### Objective
What follows is a set of records, each of which is to be written out exactly.

### Given data
^^^^
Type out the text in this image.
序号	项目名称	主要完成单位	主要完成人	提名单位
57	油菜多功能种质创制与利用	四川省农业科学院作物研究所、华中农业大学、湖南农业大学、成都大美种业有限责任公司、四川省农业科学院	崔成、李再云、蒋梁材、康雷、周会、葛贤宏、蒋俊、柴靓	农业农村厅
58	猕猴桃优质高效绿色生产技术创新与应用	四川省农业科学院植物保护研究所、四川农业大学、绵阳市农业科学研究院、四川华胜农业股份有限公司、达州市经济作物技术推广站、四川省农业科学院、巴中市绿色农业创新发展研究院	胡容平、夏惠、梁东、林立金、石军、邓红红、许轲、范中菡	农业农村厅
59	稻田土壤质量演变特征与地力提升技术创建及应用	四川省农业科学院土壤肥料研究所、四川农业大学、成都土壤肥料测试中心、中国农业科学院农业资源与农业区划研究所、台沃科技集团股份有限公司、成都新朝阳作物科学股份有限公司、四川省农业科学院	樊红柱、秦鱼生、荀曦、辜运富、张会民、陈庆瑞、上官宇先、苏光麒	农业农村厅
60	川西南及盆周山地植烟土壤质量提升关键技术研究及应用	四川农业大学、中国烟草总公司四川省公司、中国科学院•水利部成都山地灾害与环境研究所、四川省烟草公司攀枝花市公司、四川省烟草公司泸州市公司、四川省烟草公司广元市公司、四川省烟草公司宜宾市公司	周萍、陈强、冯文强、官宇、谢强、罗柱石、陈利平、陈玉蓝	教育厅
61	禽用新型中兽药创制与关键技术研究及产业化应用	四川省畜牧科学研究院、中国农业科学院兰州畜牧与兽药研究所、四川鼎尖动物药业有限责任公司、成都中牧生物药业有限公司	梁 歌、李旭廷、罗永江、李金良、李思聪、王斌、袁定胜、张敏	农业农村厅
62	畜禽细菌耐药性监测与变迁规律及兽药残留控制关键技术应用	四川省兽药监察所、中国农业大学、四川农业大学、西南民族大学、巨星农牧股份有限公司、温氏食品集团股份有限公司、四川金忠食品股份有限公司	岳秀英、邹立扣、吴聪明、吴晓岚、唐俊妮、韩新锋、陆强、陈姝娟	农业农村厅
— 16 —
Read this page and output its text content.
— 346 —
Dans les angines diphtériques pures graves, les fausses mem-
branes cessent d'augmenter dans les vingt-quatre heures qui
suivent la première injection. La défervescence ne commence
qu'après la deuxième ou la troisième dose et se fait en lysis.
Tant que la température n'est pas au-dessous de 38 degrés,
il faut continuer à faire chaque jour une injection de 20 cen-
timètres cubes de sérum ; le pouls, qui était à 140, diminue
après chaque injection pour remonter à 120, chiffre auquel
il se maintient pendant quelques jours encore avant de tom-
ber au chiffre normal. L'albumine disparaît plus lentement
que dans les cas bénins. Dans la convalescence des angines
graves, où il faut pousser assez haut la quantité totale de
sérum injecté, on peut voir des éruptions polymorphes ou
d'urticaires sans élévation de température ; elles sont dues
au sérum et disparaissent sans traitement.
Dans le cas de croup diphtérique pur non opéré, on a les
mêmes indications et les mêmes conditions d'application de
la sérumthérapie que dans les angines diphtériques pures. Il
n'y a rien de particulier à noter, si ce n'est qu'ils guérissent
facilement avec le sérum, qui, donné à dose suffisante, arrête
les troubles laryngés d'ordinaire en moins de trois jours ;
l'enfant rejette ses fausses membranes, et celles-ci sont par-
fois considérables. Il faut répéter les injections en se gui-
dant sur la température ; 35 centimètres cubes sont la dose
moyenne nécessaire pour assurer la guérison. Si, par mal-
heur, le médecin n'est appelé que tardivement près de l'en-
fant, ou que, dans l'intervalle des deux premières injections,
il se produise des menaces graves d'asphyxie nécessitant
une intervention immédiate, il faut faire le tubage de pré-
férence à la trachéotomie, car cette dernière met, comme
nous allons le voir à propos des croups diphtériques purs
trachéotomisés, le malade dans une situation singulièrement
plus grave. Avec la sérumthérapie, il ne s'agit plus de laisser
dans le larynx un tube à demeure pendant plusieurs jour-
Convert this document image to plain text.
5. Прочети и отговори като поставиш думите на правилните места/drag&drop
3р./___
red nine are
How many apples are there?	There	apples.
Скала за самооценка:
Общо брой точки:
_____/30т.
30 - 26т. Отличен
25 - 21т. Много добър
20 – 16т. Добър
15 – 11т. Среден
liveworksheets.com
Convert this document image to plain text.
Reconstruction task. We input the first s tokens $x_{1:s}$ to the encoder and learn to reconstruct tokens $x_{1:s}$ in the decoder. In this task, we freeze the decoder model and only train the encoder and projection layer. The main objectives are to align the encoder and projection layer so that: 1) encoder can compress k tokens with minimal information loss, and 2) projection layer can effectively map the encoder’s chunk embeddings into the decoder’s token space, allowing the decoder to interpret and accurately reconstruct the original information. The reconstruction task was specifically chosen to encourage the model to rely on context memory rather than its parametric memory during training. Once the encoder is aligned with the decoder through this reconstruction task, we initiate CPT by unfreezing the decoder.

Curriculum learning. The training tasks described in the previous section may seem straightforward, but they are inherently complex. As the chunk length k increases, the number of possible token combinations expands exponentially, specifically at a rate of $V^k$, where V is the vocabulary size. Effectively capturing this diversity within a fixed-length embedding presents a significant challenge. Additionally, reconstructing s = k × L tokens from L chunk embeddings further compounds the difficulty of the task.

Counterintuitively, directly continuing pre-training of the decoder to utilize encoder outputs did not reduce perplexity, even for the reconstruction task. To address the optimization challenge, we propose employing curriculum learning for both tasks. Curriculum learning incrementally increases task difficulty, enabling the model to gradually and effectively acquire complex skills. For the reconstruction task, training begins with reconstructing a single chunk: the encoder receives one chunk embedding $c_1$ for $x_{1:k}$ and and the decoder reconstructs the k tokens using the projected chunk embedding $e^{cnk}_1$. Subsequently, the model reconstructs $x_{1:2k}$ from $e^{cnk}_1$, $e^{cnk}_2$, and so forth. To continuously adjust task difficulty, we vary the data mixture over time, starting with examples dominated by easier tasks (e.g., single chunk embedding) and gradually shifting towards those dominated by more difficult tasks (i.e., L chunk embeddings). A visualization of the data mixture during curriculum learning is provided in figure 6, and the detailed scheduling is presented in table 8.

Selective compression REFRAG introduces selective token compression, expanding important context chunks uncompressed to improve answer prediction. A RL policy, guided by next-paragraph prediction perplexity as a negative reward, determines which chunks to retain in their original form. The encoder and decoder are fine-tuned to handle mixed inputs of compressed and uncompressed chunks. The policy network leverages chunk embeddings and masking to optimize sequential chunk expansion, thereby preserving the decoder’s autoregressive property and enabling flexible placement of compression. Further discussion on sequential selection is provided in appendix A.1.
^^^^
### Exercise response
Type out the text in this image.
序号	项目名称	主要完成单位	主要完成人	提名单位
57	油菜多功能种质创制与利用	四川省农业科学院作物研究所、华中农业大学、湖南农业大学、成都大美种业有限责任公司、四川省农业科学院	崔成、李再云、蒋梁材、康雷、周会、葛贤宏、蒋俊、柴靓	农业农村厅
58	猕猴桃优质高效绿色生产技术创新与应用	四川省农业科学院植物保护研究所、四川农业大学、绵阳市农业科学研究院、四川华胜农业股份有限公司、达州市经济作物技术推广站、四川省农业科学院、巴中市绿色农业创新发展研究院	胡容平、夏惠、梁东、林立金、石军、邓红红、许轲、范中菡	农业农村厅
59	稻田土壤质量演变特征与地力提升技术创建及应用	四川省农业科学院土壤肥料研究所、四川农业大学、成都土壤肥料测试中心、中国农业科学院农业资源与农业区划研究所、台沃科技集团股份有限公司、成都新朝阳作物科学股份有限公司、四川省农业科学院	樊红柱、秦鱼生、荀曦、辜运富、张会民、陈庆瑞、上官宇先、苏光麒	农业农村厅
60	川西南及盆周山地植烟土壤质量提升关键技术研究及应用	四川农业大学、中国烟草总公司四川省公司、中国科学院•水利部成都山地灾害与环境研究所、四川省烟草公司攀枝花市公司、四川省烟草公司泸州市公司、四川省烟草公司广元市公司、四川省烟草公司宜宾市公司	周萍、陈强、冯文强、官宇、谢强、罗柱石、陈利平、陈玉蓝	教育厅
61	禽用新型中兽药创制与关键技术研究及产业化应用	四川省畜牧科学研究院、中国农业科学院兰州畜牧与兽药研究所、四川鼎尖动物药业有限责任公司、成都中牧生物药业有限公司	梁 歌、李旭廷、罗永江、李金良、李思聪、王斌、袁定胜、张敏	农业农村厅
62	畜禽细菌耐药性监测与变迁规律及兽药残留控制关键技术应用	四川省兽药监察所、中国农业大学、四川农业大学、西南民族大学、巨星农牧股份有限公司、温氏食品集团股份有限公司、四川金忠食品股份有限公司	岳秀英、邹立扣、吴聪明、吴晓岚、唐俊妮、韩新锋、陆强、陈姝娟	农业农村厅
— 16 —
Read this page and output its text content.
— 346 —
Dans les angines diphtériques pures graves, les fausses mem-
branes cessent d'augmenter dans les vingt-quatre heures qui
suivent la première injection. La défervescence ne commence
qu'après la deuxième ou la troisième dose et se fait en lysis.
Tant que la température n'est pas au-dessous de 38 degrés,
il faut continuer à faire chaque jour une injection de 20 cen-
timètres cubes de sérum ; le pouls, qui était à 140, diminue
après chaque injection pour remonter à 120, chiffre auquel
il se maintient pendant quelques jours encore avant de tom-
ber au chiffre normal. L'albumine disparaît plus lentement
que dans les cas bénins. Dans la convalescence des angines
graves, où il faut pousser assez haut la quantité totale de
sérum injecté, on peut voir des éruptions polymorphes ou
d'urticaires sans élévation de température ; elles sont dues
au sérum et disparaissent sans traitement.
Dans le cas de croup diphtérique pur non opéré, on a les
mêmes indications et les mêmes conditions d'application de
la sérumthérapie que dans les angines diphtériques pures. Il
n'y a rien de particulier à noter, si ce n'est qu'ils guérissent
facilement avec le sérum, qui, donné à dose suffisante, arrête
les troubles laryngés d'ordinaire en moins de trois jours ;
l'enfant rejette ses fausses membranes, et celles-ci sont par-
fois considérables. Il faut répéter les injections en se gui-
dant sur la température ; 35 centimètres cubes sont la dose
moyenne nécessaire pour assurer la guérison. Si, par mal-
heur, le médecin n'est appelé que tardivement près de l'en-
fant, ou que, dans l'intervalle des deux premières injections,
il se produise des menaces graves d'asphyxie nécessitant
une intervention immédiate, il faut faire le tubage de pré-
férence à la trachéotomie, car cette dernière met, comme
nous allons le voir à propos des croups diphtériques purs
trachéotomisés, le malade dans une situation singulièrement
plus grave. Avec la sérumthérapie, il ne s'agit plus de laisser
dans le larynx un tube à demeure pendant plusieurs jour-
Convert this document image to plain text.
5. Прочети и отговори като поставиш думите на правилните места/drag&drop
3р./___
red nine are
How many apples are there?	There	apples.
Скала за самооценка:
Общо брой точки:
_____/30т.
30 - 26т. Отличен
25 - 21т. Много добър
20 – 16т. Добър
15 – 11т. Среден
liveworksheets.com
Convert this document image to plain text.
Reconstruction task. We input the first s tokens $x_{1:s}$ to the encoder and learn to reconstruct tokens $x_{1:s}$ in the decoder. In this task, we freeze the decoder model and only train the encoder and projection layer. The main objectives are to align the encoder and projection layer so that: 1) encoder can compress k tokens with minimal information loss, and 2) projection layer can effectively map the encoder’s chunk embeddings into the decoder’s token space, allowing the decoder to interpret and accurately reconstruct the original information. The reconstruction task was specifically chosen to encourage the model to rely on context memory rather than its parametric memory during training. Once the encoder is aligned with the decoder through this reconstruction task, we initiate CPT by unfreezing the decoder.

Curriculum learning. The training tasks described in the previous section may seem straightforward, but they are inherently complex. As the chunk length k increases, the number of possible token combinations expands exponentially, specifically at a rate of $V^k$, where V is the vocabulary size. Effectively capturing this diversity within a fixed-length embedding presents a significant challenge. Additionally, reconstructing s = k × L tokens from L chunk embeddings further compounds the difficulty of the task.

Counterintuitively, directly continuing pre-training of the decoder to utilize encoder outputs did not reduce perplexity, even for the reconstruction task. To address the optimization challenge, we propose employing curriculum learning for both tasks. Curriculum learning incrementally increases task difficulty, enabling the model to gradually and effectively acquire complex skills. For the reconstruction task, training begins with reconstructing a single chunk: the encoder receives one chunk embedding $c_1$ for $x_{1:k}$ and and the decoder reconstructs the k tokens using the projected chunk embedding $e^{cnk}_1$. Subsequently, the model reconstructs $x_{1:2k}$ from $e^{cnk}_1$, $e^{cnk}_2$, and so forth. To continuously adjust task difficulty, we vary the data mixture over time, starting with examples dominated by easier tasks (e.g., single chunk embedding) and gradually shifting towards those dominated by more difficult tasks (i.e., L chunk embeddings). A visualization of the data mixture during curriculum learning is provided in figure 6, and the detailed scheduling is presented in table 8.

Selective compression REFRAG introduces selective token compression, expanding important context chunks uncompressed to improve answer prediction. A RL policy, guided by next-paragraph prediction perplexity as a negative reward, determines which chunks to retain in their original form. The encoder and decoder are fine-tuned to handle mixed inputs of compressed and uncompressed chunks. The policy network leverages chunk embeddings and masking to optimize sequential chunk expansion, thereby preserving the decoder’s autoregressive property and enabling flexible placement of compression. Further discussion on sequential selection is provided in appendix A.1.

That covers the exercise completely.